• Objective
Search the material below for the word "QUYẾT" and copy every line in which it occurs.

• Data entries
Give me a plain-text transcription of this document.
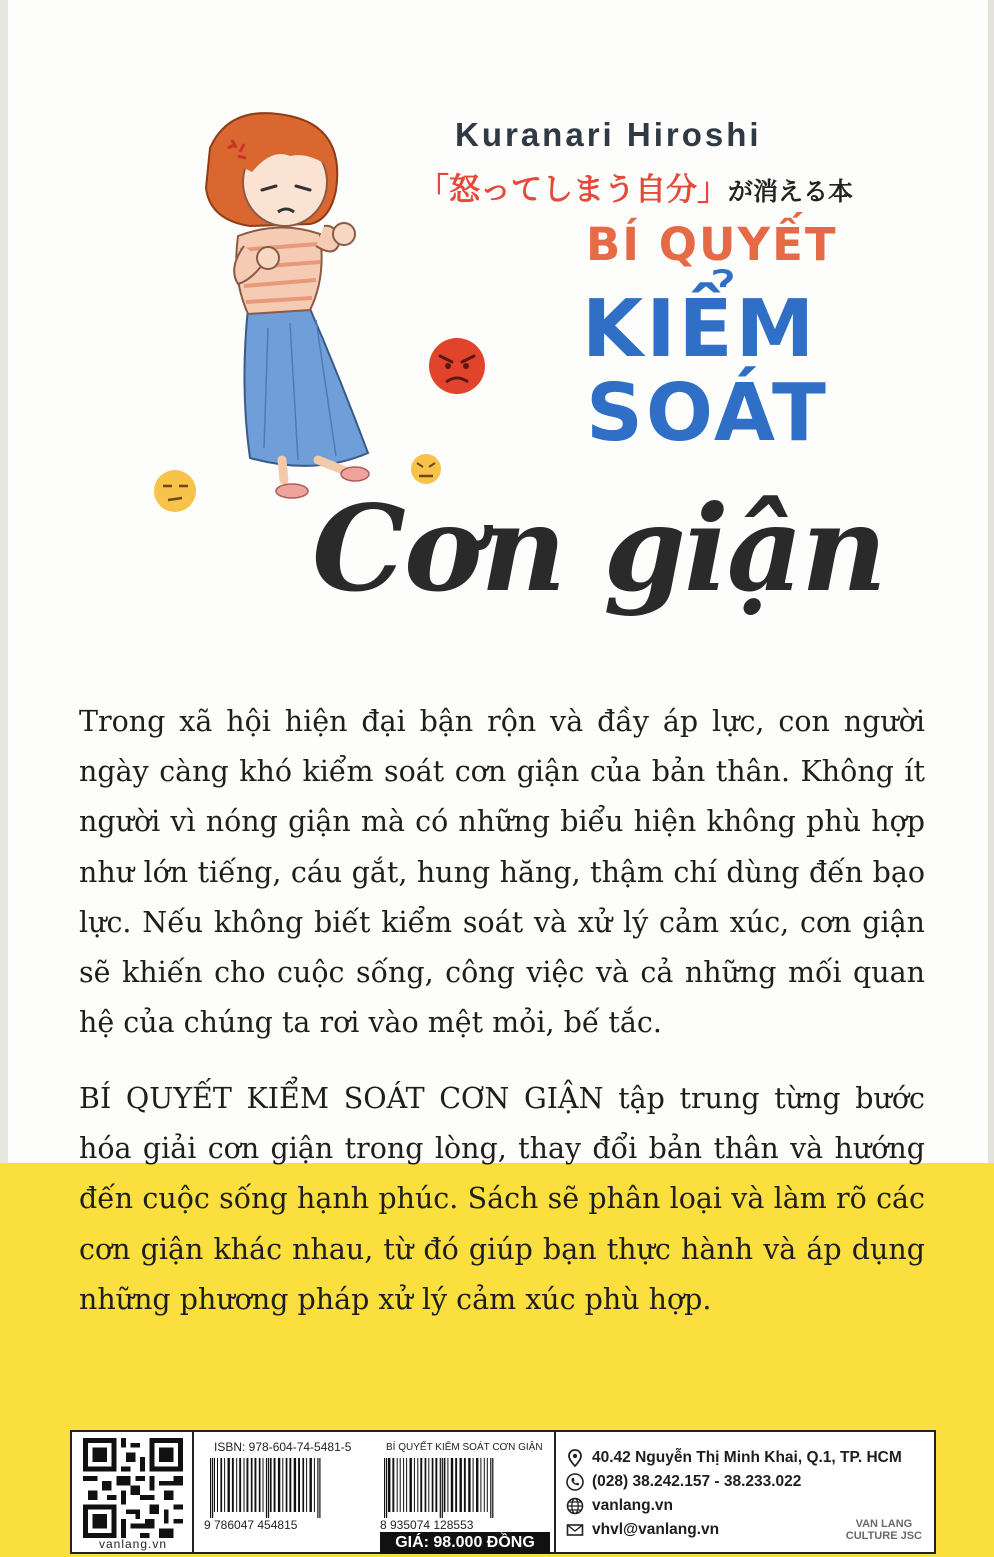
Kuranari Hiroshi
「怒ってしまう自分」が消える本
BÍ QUYẾT
KIỂM
SOÁT
Cơn giận

Trong xã hội hiện đại bận rộn và đầy áp lực, con người ngày càng khó kiểm soát cơn giận của bản thân. Không ít người vì nóng giận mà có những biểu hiện không phù hợp như lớn tiếng, cáu gắt, hung hăng, thậm chí dùng đến bạo lực. Nếu không biết kiểm soát và xử lý cảm xúc, cơn giận sẽ khiến cho cuộc sống, công việc và cả những mối quan hệ của chúng ta rơi vào mệt mỏi, bế tắc.

BÍ QUYẾT KIỂM SOÁT CƠN GIẬN tập trung từng bước hóa giải cơn giận trong lòng, thay đổi bản thân và hướng đến cuộc sống hạnh phúc. Sách sẽ phân loại và làm rõ các cơn giận khác nhau, từ đó giúp bạn thực hành và áp dụng những phương pháp xử lý cảm xúc phù hợp.

vanlang.vn
ISBN: 978-604-74-5481-5	BÍ QUYẾT KIỂM SOÁT CƠN GIẬN
9 786047 454815	8 935074 128553
GIÁ: 98.000 ĐỒNG
40.42 Nguyễn Thị Minh Khai, Q.1, TP. HCM
(028) 38.242.157 - 38.233.022
vanlang.vn
vhvl@vanlang.vn	VAN LANG
CULTURE JSC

• Final result
BÍ QUYẾT
BÍ QUYẾT KIỂM SOÁT CƠN GIẬN tập trung từng bước hóa giải cơn giận trong lòng, thay đổi bản thân và hướng đến cuộc sống hạnh phúc. Sách sẽ phân loại và làm rõ các cơn giận khác nhau, từ đó giúp bạn thực hành và áp dụng những phương pháp xử lý cảm xúc phù hợp.
ISBN: 978-604-74-5481-5	BÍ QUYẾT KIỂM SOÁT CƠN GIẬN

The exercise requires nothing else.